> [REQUIRED ACTION A]:
Answer the following from the comments by ebonyamore, one answer per line:
(i) In the comment on "Adara Star," which line is quoted as having given the commenter shivers?
(ii) Which film does the comment on "Soft Sway" say the piece alludes to?
(iii) On which piece does the commenter say a song was playing during the reading?
> [REQUIRED ACTION B]: Carry on the page of comments by ebonyamore from the point where it stops.

> [TEXT SHOWN]:

####################

Comments by ebonyamore

  • "*smiles wistfully* i knew i should've done something with those last lines when you gave them to me to hold onto for you.. *winks* noah has a contender for my favorite in the cig logic series. i do so love the way the words flow from you."
    Posted by ebonyamore on "cig. logic diaries #6 scarecrows vengence" by whisperer
  • "I love the line 'raising you was a right i had to earn'. that's such simple beauty and strong emotion. gave me shivers :)"
    Posted by ebonyamore on "Adara Star" by Beautiful Scars
  • "now THAT is sexy. erotica and elegance..."Because ours is a wingtip and stiletto whirlwind of a romance a double shot of whiskey and honey to tease the tongue". Bravo! Oh, and I loved the allusion to Casablanca. Such inviting images. I'll be bookmarking this one when my account upgrades. Thanks for the great read!"
    Posted by ebonyamore on "Soft Sway" by Sin
  • "*wipes the tears out of my eyes from laughing so hard* you know I'm not afraid to offer you constructive criticism. I've done it before...and I don't throw this word around lightly but this needs NOTHING. It's perfect! I listened to the song while reading....the rhythms are almost a perfect match and my god you're scathingly, wickedly funny (the callouses are getting so much more discouraging)!!!! *grins* BRA-VO!"
    Posted by ebonyamore on "Parody: Get Boned" by CjPsychotic
  • "wow...i don't really even know how to critique this....i'm not sure it needs it. very mystical and hightoned...detached and regal. nicely done...very nicely done indeed. p.s. i love the line 'they will taste the ether and love it'. gospel truth....total gospel."
    Posted by ebonyamore on "Christ of the Blackheart" by Riven Waker
  • "always your words....make such a deep impression on me. sometimes they hold me too tight at it hurts. sometimes they stroke me just the right way and its beyond pleasure. sometimes the deep impression is made by how carefully they unwrap themselves around me. write on, surgeon of words."
    Posted by ebonyamore on "is it over" by whisperer
  • "this..was..i don't really have words for this to be honest. it's so powerful in its cynicism and fatigued rage. i know i love it...i just don't have a clue what to say about it other than that."

####################

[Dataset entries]
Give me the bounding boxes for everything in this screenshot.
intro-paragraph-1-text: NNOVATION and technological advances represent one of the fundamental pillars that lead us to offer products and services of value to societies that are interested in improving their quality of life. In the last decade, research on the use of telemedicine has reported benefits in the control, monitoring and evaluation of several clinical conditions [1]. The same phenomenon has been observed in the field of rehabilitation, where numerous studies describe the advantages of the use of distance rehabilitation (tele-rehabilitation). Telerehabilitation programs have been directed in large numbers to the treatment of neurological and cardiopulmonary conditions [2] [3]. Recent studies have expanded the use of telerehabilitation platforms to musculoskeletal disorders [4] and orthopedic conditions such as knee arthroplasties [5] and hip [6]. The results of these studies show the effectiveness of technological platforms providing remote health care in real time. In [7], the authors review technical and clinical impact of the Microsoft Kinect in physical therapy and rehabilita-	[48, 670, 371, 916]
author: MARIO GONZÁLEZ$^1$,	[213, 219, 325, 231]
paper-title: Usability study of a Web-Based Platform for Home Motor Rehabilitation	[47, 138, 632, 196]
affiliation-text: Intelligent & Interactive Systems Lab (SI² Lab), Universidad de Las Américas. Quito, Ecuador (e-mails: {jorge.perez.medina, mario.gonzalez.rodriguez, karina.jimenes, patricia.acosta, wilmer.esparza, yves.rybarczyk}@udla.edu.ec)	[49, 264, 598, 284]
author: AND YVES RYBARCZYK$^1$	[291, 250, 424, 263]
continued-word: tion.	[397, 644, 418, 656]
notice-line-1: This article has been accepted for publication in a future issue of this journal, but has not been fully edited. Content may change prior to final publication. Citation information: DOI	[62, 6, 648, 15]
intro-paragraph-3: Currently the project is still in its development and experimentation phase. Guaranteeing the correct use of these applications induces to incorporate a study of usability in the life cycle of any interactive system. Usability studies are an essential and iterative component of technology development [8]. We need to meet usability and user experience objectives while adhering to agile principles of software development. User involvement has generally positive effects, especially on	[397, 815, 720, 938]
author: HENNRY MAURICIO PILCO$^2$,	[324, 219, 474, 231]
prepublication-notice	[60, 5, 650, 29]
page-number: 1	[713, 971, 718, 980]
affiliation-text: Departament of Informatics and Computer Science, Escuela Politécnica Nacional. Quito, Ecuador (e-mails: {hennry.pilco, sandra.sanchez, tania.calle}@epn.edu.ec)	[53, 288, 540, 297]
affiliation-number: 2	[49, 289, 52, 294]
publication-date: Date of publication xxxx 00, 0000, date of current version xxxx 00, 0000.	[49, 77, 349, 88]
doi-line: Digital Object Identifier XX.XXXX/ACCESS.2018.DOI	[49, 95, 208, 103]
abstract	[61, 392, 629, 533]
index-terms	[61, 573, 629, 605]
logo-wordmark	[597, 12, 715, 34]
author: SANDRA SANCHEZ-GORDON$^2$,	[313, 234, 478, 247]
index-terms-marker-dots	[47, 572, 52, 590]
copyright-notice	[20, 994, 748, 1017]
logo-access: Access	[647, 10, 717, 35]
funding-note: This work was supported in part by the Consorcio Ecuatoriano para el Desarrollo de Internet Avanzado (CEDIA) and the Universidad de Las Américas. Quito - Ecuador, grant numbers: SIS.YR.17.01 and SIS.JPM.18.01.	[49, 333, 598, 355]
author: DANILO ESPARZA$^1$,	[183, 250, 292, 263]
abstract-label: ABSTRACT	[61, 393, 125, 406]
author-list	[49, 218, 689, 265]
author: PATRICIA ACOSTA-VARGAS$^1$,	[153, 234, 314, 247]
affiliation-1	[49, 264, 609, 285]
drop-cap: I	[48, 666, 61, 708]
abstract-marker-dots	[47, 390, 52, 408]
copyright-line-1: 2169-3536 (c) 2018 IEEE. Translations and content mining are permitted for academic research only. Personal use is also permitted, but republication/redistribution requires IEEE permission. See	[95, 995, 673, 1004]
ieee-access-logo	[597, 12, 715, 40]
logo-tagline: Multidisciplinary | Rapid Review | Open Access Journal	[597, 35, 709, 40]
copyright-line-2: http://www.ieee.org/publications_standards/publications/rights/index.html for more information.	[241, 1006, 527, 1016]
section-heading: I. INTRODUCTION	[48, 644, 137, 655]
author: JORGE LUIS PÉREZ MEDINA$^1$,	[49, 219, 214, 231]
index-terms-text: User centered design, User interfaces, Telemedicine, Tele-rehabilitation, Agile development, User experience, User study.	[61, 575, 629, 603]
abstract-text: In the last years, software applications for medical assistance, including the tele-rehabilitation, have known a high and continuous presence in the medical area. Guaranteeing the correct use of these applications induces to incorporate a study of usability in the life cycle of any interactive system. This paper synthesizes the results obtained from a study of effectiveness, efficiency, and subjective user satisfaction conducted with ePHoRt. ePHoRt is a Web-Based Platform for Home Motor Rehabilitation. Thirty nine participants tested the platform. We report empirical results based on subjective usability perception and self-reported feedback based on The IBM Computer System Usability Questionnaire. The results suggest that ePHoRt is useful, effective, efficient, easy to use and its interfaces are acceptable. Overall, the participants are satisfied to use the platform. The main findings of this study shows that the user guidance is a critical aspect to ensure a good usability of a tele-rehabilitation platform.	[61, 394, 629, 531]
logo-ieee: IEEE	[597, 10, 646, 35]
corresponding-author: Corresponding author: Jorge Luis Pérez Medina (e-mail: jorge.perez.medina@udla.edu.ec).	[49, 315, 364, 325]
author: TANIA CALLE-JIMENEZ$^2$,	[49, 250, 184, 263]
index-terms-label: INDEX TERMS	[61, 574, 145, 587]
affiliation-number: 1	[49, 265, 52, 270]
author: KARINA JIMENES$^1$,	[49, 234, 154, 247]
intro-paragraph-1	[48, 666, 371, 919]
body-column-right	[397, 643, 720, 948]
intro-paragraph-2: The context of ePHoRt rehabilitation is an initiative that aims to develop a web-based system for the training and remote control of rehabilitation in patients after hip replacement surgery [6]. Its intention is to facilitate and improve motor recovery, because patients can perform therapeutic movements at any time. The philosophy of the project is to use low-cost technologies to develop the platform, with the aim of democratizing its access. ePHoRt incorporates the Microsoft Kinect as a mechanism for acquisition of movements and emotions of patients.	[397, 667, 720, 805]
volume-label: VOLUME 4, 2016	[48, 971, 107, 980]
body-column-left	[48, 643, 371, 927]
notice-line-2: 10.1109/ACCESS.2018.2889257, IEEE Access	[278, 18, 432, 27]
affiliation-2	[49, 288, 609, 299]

####################

> [ANSWER A]:
(i) 'raising you was a right i had to earn'
(ii) Casablanca
(iii) "Parody: Get Boned" by CjPsychotic

> [ANSWER B]:
    Posted by ebonyamore on "Untitled" by Cutting_for_Freedom
  • "my god but that's sexy. and i so know those feelings but the way you phrased them...*shivers* heeellll yes. more please..."
    Posted by ebonyamore on "but not softly" by disposable
  • "The fourth and fifth stanzas on this could easily have stood alone for me- though the entire piece was excellently wrought. (your thirst for collateral damage/has become a fire inside me) slapped me across the face. Powerful image. Well done you two!!"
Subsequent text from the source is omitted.